* [GIVEN EXERCISE] Extract each record and reproduce it exactly.

* [MATERIAL]
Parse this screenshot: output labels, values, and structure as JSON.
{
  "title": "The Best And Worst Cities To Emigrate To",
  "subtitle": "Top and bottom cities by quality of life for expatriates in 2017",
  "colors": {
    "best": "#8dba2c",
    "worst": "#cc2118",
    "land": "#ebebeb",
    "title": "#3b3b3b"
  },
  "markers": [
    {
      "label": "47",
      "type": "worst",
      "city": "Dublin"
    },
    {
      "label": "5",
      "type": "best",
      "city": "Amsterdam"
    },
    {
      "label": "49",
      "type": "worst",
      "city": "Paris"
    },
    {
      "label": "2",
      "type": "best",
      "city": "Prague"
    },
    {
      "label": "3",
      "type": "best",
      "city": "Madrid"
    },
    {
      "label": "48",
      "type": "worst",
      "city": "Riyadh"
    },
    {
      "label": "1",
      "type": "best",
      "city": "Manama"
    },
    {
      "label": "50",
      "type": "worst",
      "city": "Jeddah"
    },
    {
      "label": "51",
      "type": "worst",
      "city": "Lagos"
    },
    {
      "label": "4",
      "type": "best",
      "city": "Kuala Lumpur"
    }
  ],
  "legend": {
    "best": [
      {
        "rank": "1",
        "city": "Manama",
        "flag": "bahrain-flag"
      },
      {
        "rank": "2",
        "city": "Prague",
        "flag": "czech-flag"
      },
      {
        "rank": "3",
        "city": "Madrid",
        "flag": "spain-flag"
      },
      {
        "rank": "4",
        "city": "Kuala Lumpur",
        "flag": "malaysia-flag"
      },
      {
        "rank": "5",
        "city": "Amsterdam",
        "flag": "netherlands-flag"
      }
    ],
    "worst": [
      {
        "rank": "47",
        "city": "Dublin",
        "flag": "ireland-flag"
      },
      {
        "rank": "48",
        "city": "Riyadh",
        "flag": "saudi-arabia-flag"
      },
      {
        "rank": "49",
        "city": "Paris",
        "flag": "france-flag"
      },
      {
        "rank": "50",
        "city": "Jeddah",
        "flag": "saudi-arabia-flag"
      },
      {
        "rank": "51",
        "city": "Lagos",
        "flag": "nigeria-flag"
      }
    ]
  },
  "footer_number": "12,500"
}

* [SOLUTION]
Parse this screenshot: output labels, values, and structure as JSON.
{
  "title": "The Best And Worst Cities To Emigrate To",
  "subtitle": "Top and bottom cities by quality of life for expatriates in 2017",
  "colors": {
    "best": "#8dba2c",
    "worst": "#cc2118",
    "land": "#ebebeb",
    "title": "#3b3b3b"
  },
  "markers": [
    {
      "label": "47",
      "type": "worst",
      "city": "Dublin"
    },
    {
      "label": "5",
      "type": "best",
      "city": "Amsterdam"
    },
    {
      "label": "49",
      "type": "worst",
      "city": "Paris"
    },
    {
      "label": "2",
      "type": "best",
      "city": "Prague"
    },
    {
      "label": "3",
      "type": "best",
      "city": "Madrid"
    },
    {
      "label": "48",
      "type": "worst",
      "city": "Riyadh"
    },
    {
      "label": "1",
      "type": "best",
      "city": "Manama"
    },
    {
      "label": "50",
      "type": "worst",
      "city": "Jeddah"
    },
    {
      "label": "51",
      "type": "worst",
      "city": "Lagos"
    },
    {
      "label": "4",
      "type": "best",
      "city": "Kuala Lumpur"
    }
  ],
  "legend": {
    "best": [
      {
        "rank": "1",
        "city": "Manama",
        "flag": "bahrain-flag"
      },
      {
        "rank": "2",
        "city": "Prague",
        "flag": "czech-flag"
      },
      {
        "rank": "3",
        "city": "Madrid",
        "flag": "spain-flag"
      },
      {
        "rank": "4",
        "city": "Kuala Lumpur",
        "flag": "malaysia-flag"
      },
      {
        "rank": "5",
        "city": "Amsterdam",
        "flag": "netherlands-flag"
      }
    ],
    "worst": [
      {
        "rank": "47",
        "city": "Dublin",
        "flag": "ireland-flag"
      },
      {
        "rank": "48",
        "city": "Riyadh",
        "flag": "saudi-arabia-flag"
      },
      {
        "rank": "49",
        "city": "Paris",
        "flag": "france-flag"
      },
      {
        "rank": "50",
        "city": "Jeddah",
        "flag": "saudi-arabia-flag"
      },
      {
        "rank": "51",
        "city": "Lagos",
        "flag": "nigeria-flag"
      }
    ]
  },
  "footer_number": "12,500"
}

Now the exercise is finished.